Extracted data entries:

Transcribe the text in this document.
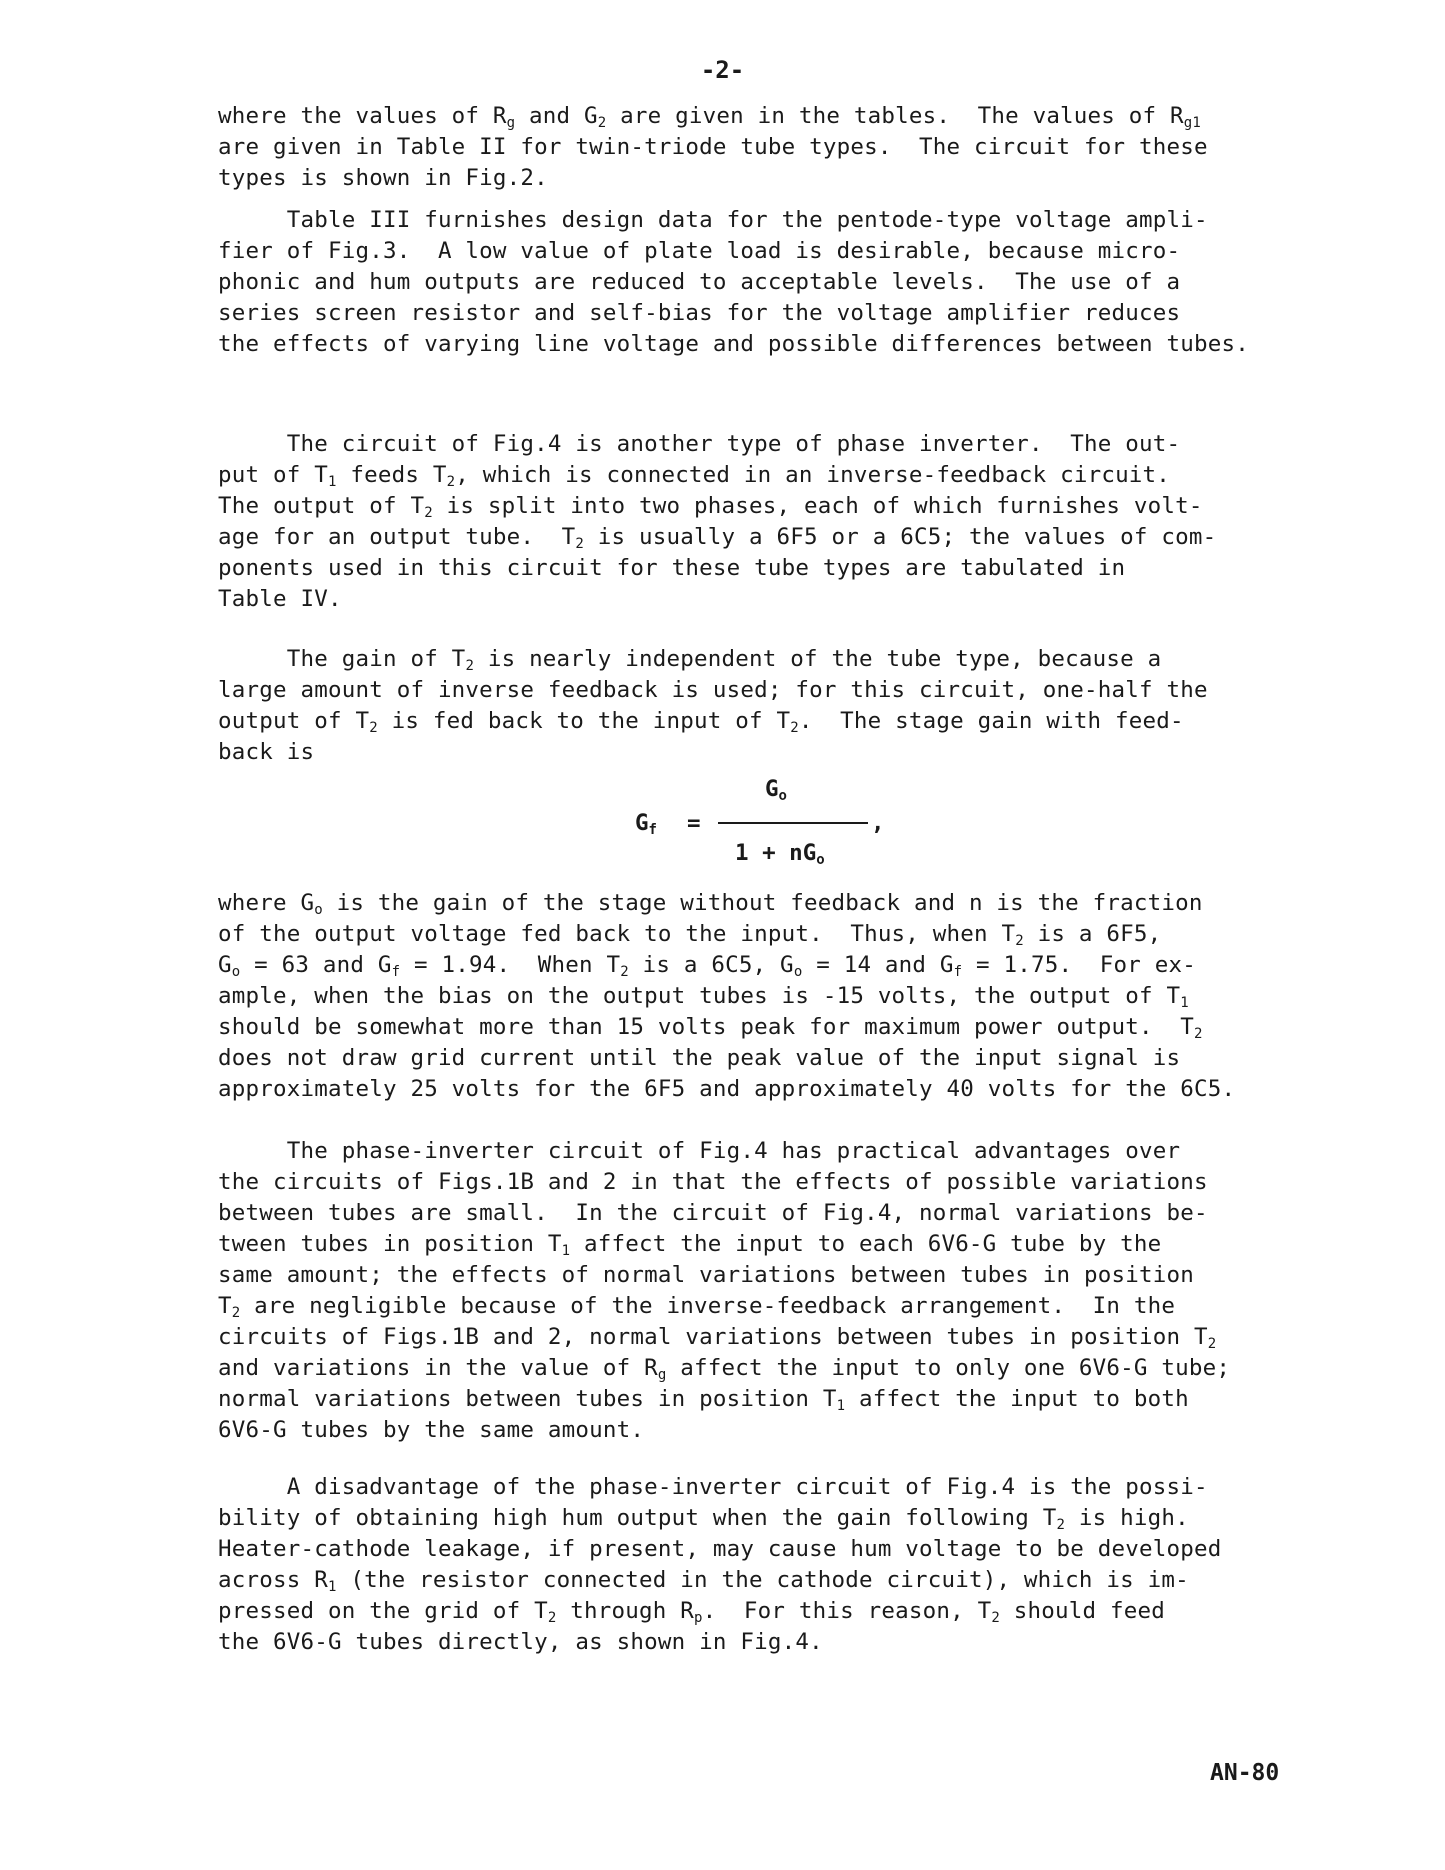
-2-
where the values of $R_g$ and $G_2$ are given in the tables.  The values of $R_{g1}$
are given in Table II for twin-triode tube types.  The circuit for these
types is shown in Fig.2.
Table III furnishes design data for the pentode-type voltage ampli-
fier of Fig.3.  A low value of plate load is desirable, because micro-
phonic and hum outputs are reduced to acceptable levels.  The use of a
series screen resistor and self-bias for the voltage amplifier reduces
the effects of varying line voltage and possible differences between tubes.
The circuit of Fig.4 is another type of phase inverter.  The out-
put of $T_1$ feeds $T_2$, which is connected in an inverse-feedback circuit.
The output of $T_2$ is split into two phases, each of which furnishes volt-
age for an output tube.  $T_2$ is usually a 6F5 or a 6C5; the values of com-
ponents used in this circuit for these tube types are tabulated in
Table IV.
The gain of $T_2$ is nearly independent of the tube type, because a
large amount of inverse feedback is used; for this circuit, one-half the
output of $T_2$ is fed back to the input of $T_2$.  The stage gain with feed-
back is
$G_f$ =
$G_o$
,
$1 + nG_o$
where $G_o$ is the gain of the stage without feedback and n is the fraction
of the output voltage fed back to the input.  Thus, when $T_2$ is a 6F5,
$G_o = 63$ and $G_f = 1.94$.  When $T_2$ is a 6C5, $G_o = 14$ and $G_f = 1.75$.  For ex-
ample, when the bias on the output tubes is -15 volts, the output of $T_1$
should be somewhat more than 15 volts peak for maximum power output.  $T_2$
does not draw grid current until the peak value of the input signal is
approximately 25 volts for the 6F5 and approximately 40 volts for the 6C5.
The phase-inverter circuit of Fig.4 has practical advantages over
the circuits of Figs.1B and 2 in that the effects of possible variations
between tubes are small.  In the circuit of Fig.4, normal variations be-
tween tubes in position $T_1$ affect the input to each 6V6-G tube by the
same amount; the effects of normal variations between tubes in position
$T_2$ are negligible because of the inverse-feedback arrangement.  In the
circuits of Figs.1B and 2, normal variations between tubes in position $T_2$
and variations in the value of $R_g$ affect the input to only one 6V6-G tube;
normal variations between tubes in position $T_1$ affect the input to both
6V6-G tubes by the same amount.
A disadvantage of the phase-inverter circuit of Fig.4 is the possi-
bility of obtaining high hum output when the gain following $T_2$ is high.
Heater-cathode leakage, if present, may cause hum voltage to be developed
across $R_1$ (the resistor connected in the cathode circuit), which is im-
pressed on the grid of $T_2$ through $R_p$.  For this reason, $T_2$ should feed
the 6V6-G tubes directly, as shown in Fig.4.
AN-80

▶ **TASK**:
Print out the lines exactly, skipping any picture.

▶ **THE COMPLETED TASK**:
Transcribe the text in this document.
-2-
where the values of $R_g$ and $G_2$ are given in the tables.  The values of $R_{g1}$
are given in Table II for twin-triode tube types.  The circuit for these
types is shown in Fig.2.
Table III furnishes design data for the pentode-type voltage ampli-
fier of Fig.3.  A low value of plate load is desirable, because micro-
phonic and hum outputs are reduced to acceptable levels.  The use of a
series screen resistor and self-bias for the voltage amplifier reduces
the effects of varying line voltage and possible differences between tubes.
The circuit of Fig.4 is another type of phase inverter.  The out-
put of $T_1$ feeds $T_2$, which is connected in an inverse-feedback circuit.
The output of $T_2$ is split into two phases, each of which furnishes volt-
age for an output tube.  $T_2$ is usually a 6F5 or a 6C5; the values of com-
ponents used in this circuit for these tube types are tabulated in
Table IV.
The gain of $T_2$ is nearly independent of the tube type, because a
large amount of inverse feedback is used; for this circuit, one-half the
output of $T_2$ is fed back to the input of $T_2$.  The stage gain with feed-
back is
$G_f$ =
$G_o$
,
$1 + nG_o$
where $G_o$ is the gain of the stage without feedback and n is the fraction
of the output voltage fed back to the input.  Thus, when $T_2$ is a 6F5,
$G_o = 63$ and $G_f = 1.94$.  When $T_2$ is a 6C5, $G_o = 14$ and $G_f = 1.75$.  For ex-
ample, when the bias on the output tubes is -15 volts, the output of $T_1$
should be somewhat more than 15 volts peak for maximum power output.  $T_2$
does not draw grid current until the peak value of the input signal is
approximately 25 volts for the 6F5 and approximately 40 volts for the 6C5.
The phase-inverter circuit of Fig.4 has practical advantages over
the circuits of Figs.1B and 2 in that the effects of possible variations
between tubes are small.  In the circuit of Fig.4, normal variations be-
tween tubes in position $T_1$ affect the input to each 6V6-G tube by the
same amount; the effects of normal variations between tubes in position
$T_2$ are negligible because of the inverse-feedback arrangement.  In the
circuits of Figs.1B and 2, normal variations between tubes in position $T_2$
and variations in the value of $R_g$ affect the input to only one 6V6-G tube;
normal variations between tubes in position $T_1$ affect the input to both
6V6-G tubes by the same amount.
A disadvantage of the phase-inverter circuit of Fig.4 is the possi-
bility of obtaining high hum output when the gain following $T_2$ is high.
Heater-cathode leakage, if present, may cause hum voltage to be developed
across $R_1$ (the resistor connected in the cathode circuit), which is im-
pressed on the grid of $T_2$ through $R_p$.  For this reason, $T_2$ should feed
the 6V6-G tubes directly, as shown in Fig.4.
AN-80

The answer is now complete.